• Opdrachten
- 1) Welke drie contexten beïnvloeden volgens Falk & Dierking de ervaring en het leren van de museumbezoeker, zoals genoemd in de tekst over leren in het museum?
- 2) Vul de tekst over leren in het museum aan met het volgende stuk, aansluitend op de laatste zin.

Hoofdstuk 1 Inleiding en probleemstelling
3.3 Klaslokaal versus museum
In dit onderzoek speelt de leeromgeving een belangrijke rol. De kritiek op het nieuwe leren is grotendeels gericht op het functioneren van de benadering binnen het schoolse leren, waar prestatie en resultaat van veel groter belang is dan in de museale context die in dit onderzoek centraal staat. Een museum biedt dus een heel specifieke en unieke leeromgeving, omdat het ‘verplichte leren’ hier minder een rol speelt.
In relatie tot dit ‘informele leren’ is de theorie van Falk & Dierking (2000) interessant. In de volgende paragraaf ga ik verder in op het uit vrije beweging en keuze zoals Falk & Dierking dat beschrijven.
3.3 Klaslokaal versus museum
Dit onderzoek richt zich op museumbezoek; een activiteit die over het algemeen bestempeld wordt als vrijetijdsbesteding. Falk & Dierking richten zich specifiek op het leren in situaties buiten de reguliere schoolomgeving. Hier vindt, aldus de auteurs een groot en belangrijk deel van ons leren plaats. In ons dagelijks leven bevinden we ons in talloze leersituaties, die we voornamelijk zelf creëren en opzoeken. De term free choice learning die Falk & Dierking aan deze vorm van informeel leren verbinden verwijst naar een activiteit die ons hele leven doorgaat. Leren gebeurt overal en altijd. Ook musea zijn, zo stellen de auteurs, belangrijke plekken om kennis te verwerven (Falk & Dierking, 2000: xii). Falk & Dierking stellen dat drie contexten van invloed zijn op de ervaring en het leren van de museumbezoeker: de persoonlijke context, de fysieke context en de sociaal‐culturele context.

• Gegevensfragmenten
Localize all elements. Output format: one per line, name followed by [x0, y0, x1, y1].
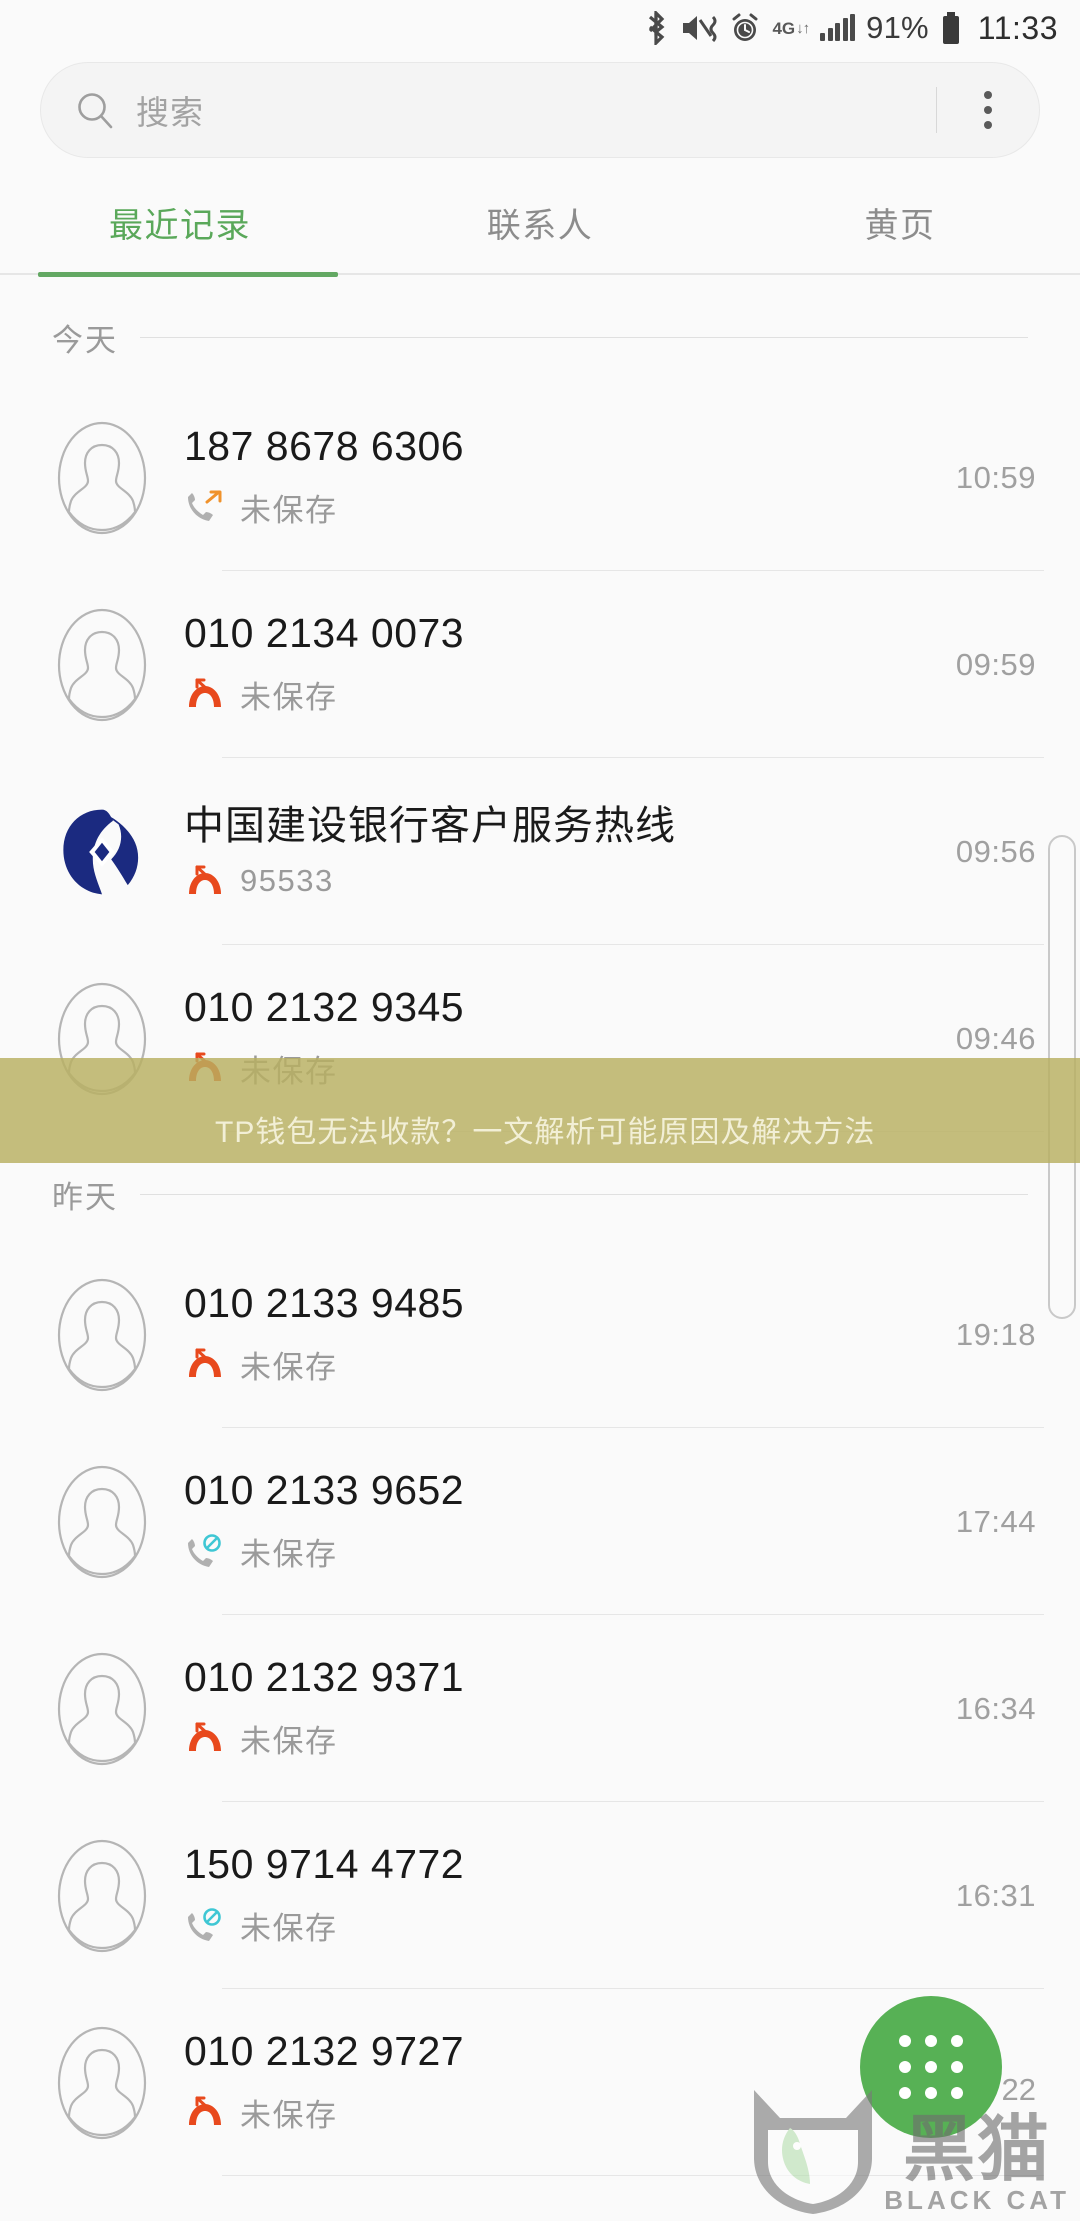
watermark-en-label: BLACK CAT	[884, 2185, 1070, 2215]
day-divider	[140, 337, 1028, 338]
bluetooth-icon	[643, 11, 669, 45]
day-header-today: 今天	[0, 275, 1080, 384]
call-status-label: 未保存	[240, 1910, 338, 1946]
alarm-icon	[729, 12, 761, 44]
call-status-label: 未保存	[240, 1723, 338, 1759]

• Antwoorden
- 1) De persoonlijke context, de fysieke context en de sociaal-culturele context.

- 2)
Persoonlijke context
Falk & Dierking stellen dat wie leert gemotiveerd wordt door een persoonlijke interesse en drang naar kennis. Nieuwe kennis wordt geconstrueerd op basis van eerdere ervaringen en verworven kennis (ibid.: 16) en is een individueel proces: “In free choice learning situations, learners can select the challenge they wish, rather than have it imposed upon them” (ibid.: 25). Een dergelijke nadruk op het belang van de individuele ontwikkeling betekent ook rekening houden met de verschillende leerstijlen en –voorkeuren, alsmede het maken van een onderscheid in verschillende vormen van intelligentie. Juist een free choice learning situatie biedt de leerling de mogelijkheid om zich op eigen wijze, naar eigen wens, te ontwikkelen. De auteurs
30
beweren dat de kans groot is dat dit principe juist in een museum tot uiting komt, aangezien bezoekers – in tegenstelling tot wat het geval is in een reguliere onderwijssetting – niet op een bepaald niveau moeten functioneren. Het resultaat wordt over het algemeen niet op formele wijze getoetst. In het geval van de doelgroep van dit onderzoek (scholieren van 10 tot 15 jaar) ligt de situatie iets anders. Al speelt toetsing niet altijd een prominente rol, toch bezoeken deze leerlingen het museum over het algemeen vanuit een bepaalde verplichting. De collectie moet dus zo aangeboden worden, dat de leerling het museum ook wil verkennen op zijn of haar eigen tempo en een zekere persoonlijke interesse ontwikkelt. Falk & Dierking concluderen dat een museumbezoek het meest succesvol is op het gebied van leren wanneer leerlingen de gelegenheid krijgen te kiezen en de ervaring te personaliseren: “learning is at its peak when individuals can exercise choice over what and when they learn and feel they control their own learning” (ibid.: 138).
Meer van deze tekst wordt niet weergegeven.